» **READING PASSAGE**:
◇ ◇ ◇ ◇

While the first half of the book deals primarily with the installation and configuration of the RPi parallel cluster, the second half of the book deals with the application and development of distributed applications that will run on the RPi cluster. The author starts with a discussion of the technology known as Apache Hadoop, which is an open source project for developing distributed applications and is hosted by the Apache Software Foundation. The reader is then taken through the process of downloading and installing Java and the Java Development Kit, and downloading, installing, configuring, and testing the Hadoop server. Once again, there is a detailed and relatively easy to understand presentation of each step involved in the process. The author then turns to the setup of the second RPi, which is very similar to the setup for the first RPi. The second RPi setup tends to go faster as there is some duplication of configuration files.

The remaining chapters of the book are devoted to a presentation of some specific applications that can be run on the RPi cluster. There is a nice discussion of using the MapReduce programming approach on the RPi cluster. MapReduce is a programming approach that allows systems to process large datasets in parallel. The author takes the reader through an overview of the WordCount MapReduce program and a step by step testing of this program on the RPi cluster. There is also a chapter devoted to Monte Carlo simulators, which use large data sets and randomized sampling repeatedly in order to obtain a result for a particular mathematical question. The reader is walked through an example of using this technique on the RPi cluster to calculate Pi. The last chapter of the book explores other topics relating the the RPi cluster such as adding external USB disk drive for greater storage capacity and installing and experimenting with the FORTAN programming language on the cluster.

I found this book to be interesting, informative and challenging. It stimulated my interest in furthering my knowledge of cluster computing and the potential of the Raspberry Pi computer in that endeavor. I am a big fan of open source projects and I currently own two RPi’s. One is being used as a dedicated web server that hosts my WordPress Raspberry Pi and R statistics web site. The other is for experimental purposes. After reviewing this book I am planning to add a third (or fourth) RPi to my collection so that I can experiment with parallel computing. I recommend this book to computer users at all levels. It will help you in reading the book if you have some experience with computer hardware, operating systems, and programming languages, but for those less knowledgeable readers the author provides abundant links to additional information, source code and other sources that make this a good read for those with less hands on experience.

◇ ◇ ◇ ◇

» **PROVIDED INFORMATION**:

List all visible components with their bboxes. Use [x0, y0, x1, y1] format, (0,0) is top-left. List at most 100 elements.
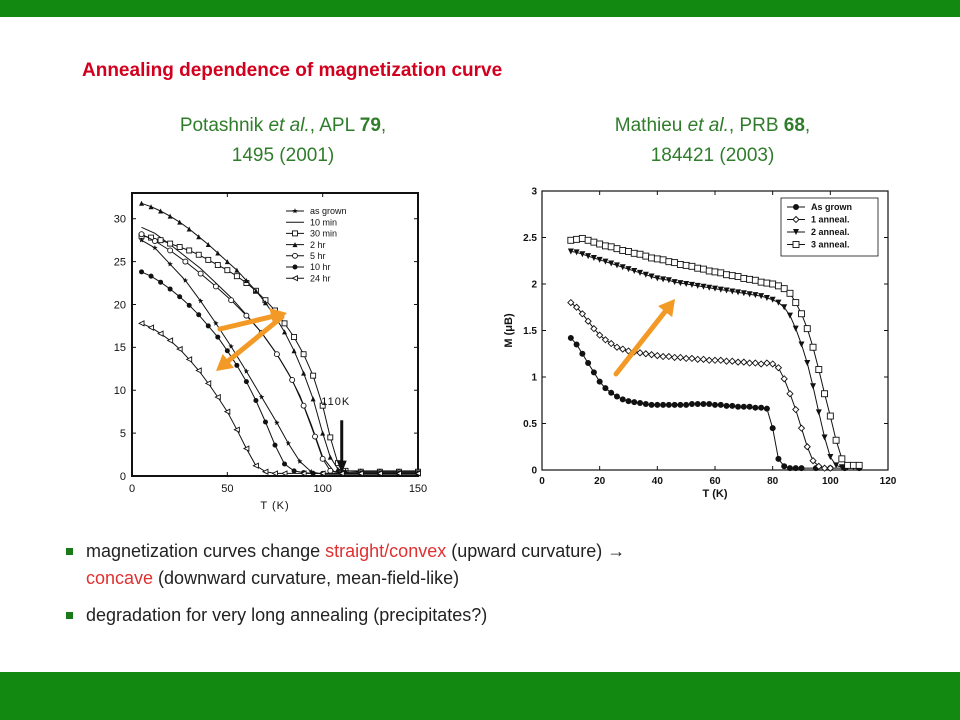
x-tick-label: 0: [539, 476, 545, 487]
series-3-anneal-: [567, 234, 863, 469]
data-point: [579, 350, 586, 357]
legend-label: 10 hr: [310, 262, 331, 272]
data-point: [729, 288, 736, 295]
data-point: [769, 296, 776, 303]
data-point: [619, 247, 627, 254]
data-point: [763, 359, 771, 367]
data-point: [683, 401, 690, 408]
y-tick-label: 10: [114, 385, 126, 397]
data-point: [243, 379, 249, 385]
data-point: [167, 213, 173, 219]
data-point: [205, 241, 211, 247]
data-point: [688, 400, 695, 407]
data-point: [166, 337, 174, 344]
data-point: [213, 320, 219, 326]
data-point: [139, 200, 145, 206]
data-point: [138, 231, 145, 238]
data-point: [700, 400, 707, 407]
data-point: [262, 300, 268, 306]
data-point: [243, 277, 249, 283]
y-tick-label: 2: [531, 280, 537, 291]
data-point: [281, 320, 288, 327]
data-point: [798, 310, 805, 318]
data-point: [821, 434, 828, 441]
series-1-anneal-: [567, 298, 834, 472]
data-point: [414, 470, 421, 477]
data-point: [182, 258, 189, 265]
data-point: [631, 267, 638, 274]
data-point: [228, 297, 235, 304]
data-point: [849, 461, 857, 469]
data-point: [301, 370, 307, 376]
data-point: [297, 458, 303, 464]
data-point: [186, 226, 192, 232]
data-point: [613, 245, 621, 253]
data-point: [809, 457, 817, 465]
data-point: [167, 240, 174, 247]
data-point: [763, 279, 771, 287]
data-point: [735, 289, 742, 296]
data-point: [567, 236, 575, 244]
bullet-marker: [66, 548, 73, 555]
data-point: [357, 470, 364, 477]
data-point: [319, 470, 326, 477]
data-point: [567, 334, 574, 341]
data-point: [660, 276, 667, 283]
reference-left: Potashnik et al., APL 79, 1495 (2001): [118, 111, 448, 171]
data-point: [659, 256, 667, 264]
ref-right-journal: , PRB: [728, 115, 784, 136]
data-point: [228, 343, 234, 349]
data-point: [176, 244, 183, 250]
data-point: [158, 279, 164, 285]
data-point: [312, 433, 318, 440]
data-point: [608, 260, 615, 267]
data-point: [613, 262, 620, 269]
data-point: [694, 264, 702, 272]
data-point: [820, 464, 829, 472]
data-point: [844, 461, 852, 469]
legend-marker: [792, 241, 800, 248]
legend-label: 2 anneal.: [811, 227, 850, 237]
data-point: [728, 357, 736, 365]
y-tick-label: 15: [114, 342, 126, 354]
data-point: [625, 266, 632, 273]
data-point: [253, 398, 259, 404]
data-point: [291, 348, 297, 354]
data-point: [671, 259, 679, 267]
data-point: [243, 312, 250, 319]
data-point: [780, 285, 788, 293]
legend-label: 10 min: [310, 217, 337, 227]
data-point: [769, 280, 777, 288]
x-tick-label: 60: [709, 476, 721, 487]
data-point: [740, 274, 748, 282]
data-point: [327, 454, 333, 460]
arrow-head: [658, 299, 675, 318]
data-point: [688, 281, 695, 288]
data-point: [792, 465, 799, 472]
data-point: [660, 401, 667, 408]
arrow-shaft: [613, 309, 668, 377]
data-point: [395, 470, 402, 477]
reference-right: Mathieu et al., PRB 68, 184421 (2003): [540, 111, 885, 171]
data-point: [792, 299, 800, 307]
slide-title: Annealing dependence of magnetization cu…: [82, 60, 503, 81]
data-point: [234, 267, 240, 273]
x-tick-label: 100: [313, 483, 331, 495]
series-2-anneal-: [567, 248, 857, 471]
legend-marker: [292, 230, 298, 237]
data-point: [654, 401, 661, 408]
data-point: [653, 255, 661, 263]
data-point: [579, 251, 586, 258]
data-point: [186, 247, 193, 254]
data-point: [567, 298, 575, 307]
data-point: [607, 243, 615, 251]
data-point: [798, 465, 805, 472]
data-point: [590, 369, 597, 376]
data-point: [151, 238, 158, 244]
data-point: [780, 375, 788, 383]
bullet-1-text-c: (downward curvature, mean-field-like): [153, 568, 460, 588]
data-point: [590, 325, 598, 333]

◇ ◇ ◇ ◇

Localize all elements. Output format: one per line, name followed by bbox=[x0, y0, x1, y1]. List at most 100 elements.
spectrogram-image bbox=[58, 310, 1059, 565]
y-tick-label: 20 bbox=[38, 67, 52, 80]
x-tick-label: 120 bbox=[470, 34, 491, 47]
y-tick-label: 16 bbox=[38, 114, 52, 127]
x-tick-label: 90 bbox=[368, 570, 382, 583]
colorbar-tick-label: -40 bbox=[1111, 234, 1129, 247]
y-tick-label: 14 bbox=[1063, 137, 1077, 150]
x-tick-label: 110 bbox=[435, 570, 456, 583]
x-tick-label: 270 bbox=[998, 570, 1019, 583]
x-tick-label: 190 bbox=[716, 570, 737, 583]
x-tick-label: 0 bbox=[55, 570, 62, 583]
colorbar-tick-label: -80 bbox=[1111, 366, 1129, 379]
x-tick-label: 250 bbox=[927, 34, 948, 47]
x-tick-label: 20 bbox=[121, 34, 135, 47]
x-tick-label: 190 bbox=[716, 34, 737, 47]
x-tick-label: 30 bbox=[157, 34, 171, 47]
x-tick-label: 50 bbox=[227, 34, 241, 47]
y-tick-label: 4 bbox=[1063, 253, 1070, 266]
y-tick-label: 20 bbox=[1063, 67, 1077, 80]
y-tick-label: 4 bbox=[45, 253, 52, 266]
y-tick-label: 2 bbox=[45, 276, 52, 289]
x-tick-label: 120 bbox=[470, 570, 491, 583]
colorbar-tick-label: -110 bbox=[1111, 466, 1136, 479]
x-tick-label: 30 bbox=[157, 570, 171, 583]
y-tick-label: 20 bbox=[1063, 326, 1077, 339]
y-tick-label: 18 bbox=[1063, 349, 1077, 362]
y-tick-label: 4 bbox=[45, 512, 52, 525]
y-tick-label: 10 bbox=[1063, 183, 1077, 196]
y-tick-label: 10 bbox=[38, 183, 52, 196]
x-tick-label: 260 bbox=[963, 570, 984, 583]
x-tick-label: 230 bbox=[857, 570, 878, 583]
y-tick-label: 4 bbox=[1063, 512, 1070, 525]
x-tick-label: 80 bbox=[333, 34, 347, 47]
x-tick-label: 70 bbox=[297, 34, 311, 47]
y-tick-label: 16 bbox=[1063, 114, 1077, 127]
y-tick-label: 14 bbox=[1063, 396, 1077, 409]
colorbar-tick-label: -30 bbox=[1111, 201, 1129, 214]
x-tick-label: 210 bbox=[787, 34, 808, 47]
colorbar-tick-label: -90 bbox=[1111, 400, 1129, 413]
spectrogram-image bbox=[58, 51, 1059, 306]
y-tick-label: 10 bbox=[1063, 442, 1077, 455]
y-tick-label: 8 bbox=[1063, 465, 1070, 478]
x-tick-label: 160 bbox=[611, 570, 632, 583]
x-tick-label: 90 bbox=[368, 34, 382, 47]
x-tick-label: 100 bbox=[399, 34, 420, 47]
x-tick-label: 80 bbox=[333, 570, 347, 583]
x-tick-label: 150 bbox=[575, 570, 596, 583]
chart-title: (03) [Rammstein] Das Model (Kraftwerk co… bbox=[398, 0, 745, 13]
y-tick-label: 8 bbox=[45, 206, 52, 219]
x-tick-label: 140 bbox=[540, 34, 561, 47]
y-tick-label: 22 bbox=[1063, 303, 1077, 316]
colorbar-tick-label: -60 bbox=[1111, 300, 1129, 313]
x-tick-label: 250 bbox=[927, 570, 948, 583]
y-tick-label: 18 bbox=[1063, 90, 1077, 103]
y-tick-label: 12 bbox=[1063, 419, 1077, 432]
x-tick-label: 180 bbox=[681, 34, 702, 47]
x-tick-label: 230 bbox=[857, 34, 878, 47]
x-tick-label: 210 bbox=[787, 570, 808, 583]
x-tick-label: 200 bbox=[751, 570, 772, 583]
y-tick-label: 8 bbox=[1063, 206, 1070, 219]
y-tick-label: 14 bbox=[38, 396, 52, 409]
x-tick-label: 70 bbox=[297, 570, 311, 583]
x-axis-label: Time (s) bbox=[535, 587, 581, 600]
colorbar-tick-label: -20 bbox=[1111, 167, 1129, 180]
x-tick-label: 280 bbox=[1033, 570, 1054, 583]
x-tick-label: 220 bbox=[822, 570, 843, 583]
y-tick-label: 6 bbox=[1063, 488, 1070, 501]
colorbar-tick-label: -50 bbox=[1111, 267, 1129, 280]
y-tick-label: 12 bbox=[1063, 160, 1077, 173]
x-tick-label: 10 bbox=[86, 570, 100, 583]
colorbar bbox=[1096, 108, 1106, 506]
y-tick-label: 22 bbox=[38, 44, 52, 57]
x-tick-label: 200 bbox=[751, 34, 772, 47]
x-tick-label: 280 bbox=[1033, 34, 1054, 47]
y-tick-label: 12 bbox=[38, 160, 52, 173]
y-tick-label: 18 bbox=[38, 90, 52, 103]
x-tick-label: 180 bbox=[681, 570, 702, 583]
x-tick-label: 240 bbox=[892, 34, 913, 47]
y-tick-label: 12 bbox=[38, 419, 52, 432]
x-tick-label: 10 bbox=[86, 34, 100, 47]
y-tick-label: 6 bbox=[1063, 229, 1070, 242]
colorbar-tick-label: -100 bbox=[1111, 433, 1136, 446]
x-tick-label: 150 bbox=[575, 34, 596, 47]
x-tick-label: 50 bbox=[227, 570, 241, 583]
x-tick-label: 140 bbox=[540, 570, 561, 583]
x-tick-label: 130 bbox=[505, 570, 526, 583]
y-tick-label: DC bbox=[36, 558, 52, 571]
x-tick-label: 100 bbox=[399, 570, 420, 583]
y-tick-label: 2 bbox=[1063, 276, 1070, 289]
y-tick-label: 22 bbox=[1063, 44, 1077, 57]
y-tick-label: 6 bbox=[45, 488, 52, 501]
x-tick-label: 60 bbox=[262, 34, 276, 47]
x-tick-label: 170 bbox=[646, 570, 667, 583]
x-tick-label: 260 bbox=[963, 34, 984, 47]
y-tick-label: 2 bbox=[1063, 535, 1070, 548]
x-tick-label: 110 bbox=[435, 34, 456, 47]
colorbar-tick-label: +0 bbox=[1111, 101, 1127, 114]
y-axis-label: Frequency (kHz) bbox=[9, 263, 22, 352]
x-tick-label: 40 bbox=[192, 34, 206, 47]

◇ ◇ ◇ ◇

» **TASKS FOR THIS EXERCISE**:
#1 In the Raspberry Pi cluster book review, what does the Monte Carlo chapter walk the reader through calculating?
#2 Pick up the Raspberry Pi cluster book review after its final sentence and continue writing it.
The items are separate material from the review.

» **RESPONSES FOR EACH TASK**:
#1 It walks the reader through calculating Pi on the RPi cluster.

#2
————————————————————

Author Information: Douglas M. Wiig

I am a Professor of Political Science at Grand View University in Des Moines, Iowa, USA. My teaching areas of expertise include social science statistics, social science research methods, comparative and international politics. I am also interested in developing methods to integrate technology into the university curriculum. I have used computers, and various programming languages in the classroom, in academic research and writing an in personal projects since the days when data and programming instructions where entered into mainframe behemoths on punched cards and personal computing platforms were still a dream. I am a big fan of open source projects and contribute whatever I can to the continuing growth and success of the community.

Contact Information: Douglas M. Wiig

Email: dwiig@grandview.edu dmartin6412@gmail.com

Web Site/Blog: http://raspberrypiandr.net

 

Book Review: Raspberry Pi Super Cluster


 

Book Review: Piotr J. Kula. Raspberry Pi Server Essentials. Birmingham, UK: Packt Publishing, 2014.

 A book review by D.M. Wiig

Raspberry Pi Server Essentials is an informative, step by step discussion of how this amazing little computer can be set up as a fully functioning web server. The book begins with a discussion of the basics of setting up a Raspberry Pi and walks the reader through the process of obtaining necessary hardware, installation of the Raspian operating system and initial system configuration. There is also a brief discussion of the design of the Raspberry Pi for readers who are more technically inclined.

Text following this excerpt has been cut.